Your goal: Give the listing again character for character, but drop the images.
|---|
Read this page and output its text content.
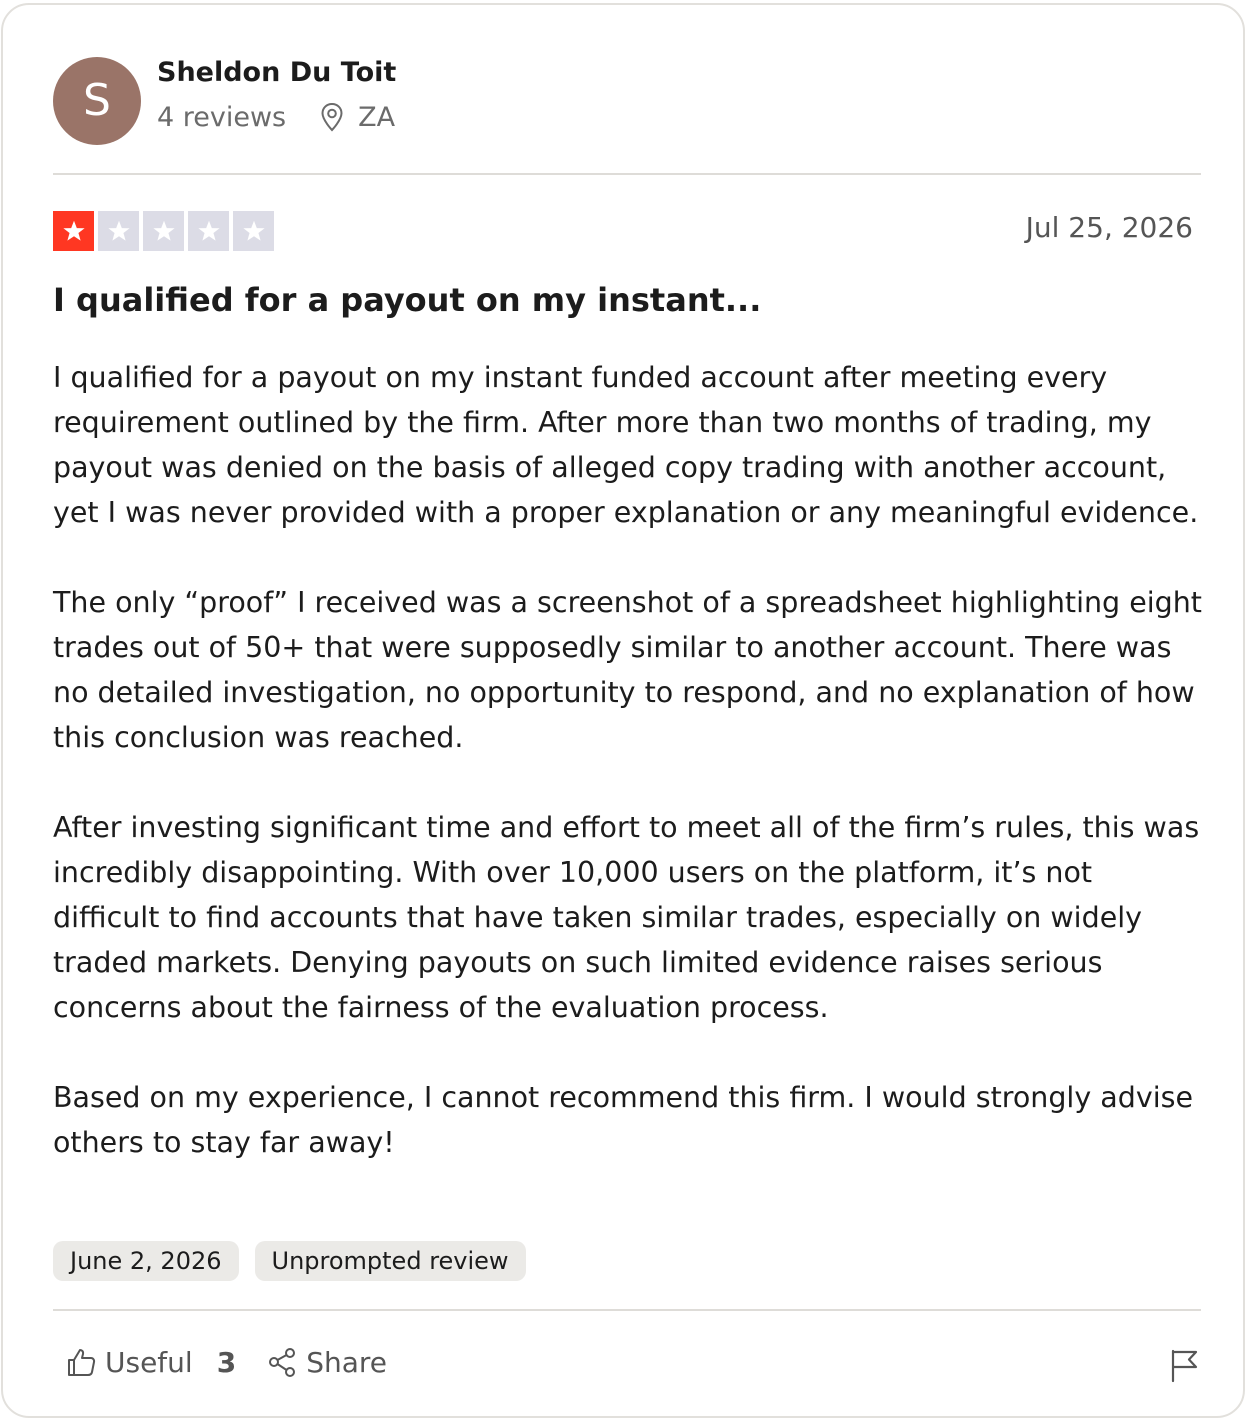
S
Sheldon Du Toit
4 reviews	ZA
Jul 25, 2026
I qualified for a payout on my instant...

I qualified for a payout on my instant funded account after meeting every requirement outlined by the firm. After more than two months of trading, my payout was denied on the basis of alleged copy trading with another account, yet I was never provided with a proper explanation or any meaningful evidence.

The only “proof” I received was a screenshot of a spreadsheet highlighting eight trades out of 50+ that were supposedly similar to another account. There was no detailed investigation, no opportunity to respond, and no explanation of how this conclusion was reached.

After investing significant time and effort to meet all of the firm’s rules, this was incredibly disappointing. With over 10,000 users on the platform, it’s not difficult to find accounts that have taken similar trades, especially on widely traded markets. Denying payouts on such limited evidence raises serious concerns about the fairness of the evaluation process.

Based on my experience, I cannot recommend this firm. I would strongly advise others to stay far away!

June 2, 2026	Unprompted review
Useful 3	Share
|---|
Answer to the exercise:
Read this page and output its text content.
S
Sheldon Du Toit
4 reviews	ZA
Jul 25, 2026
I qualified for a payout on my instant...

I qualified for a payout on my instant funded account after meeting every requirement outlined by the firm. After more than two months of trading, my payout was denied on the basis of alleged copy trading with another account, yet I was never provided with a proper explanation or any meaningful evidence.

The only “proof” I received was a screenshot of a spreadsheet highlighting eight trades out of 50+ that were supposedly similar to another account. There was no detailed investigation, no opportunity to respond, and no explanation of how this conclusion was reached.

After investing significant time and effort to meet all of the firm’s rules, this was incredibly disappointing. With over 10,000 users on the platform, it’s not difficult to find accounts that have taken similar trades, especially on widely traded markets. Denying payouts on such limited evidence raises serious concerns about the fairness of the evaluation process.

Based on my experience, I cannot recommend this firm. I would strongly advise others to stay far away!

June 2, 2026	Unprompted review
Useful 3	Share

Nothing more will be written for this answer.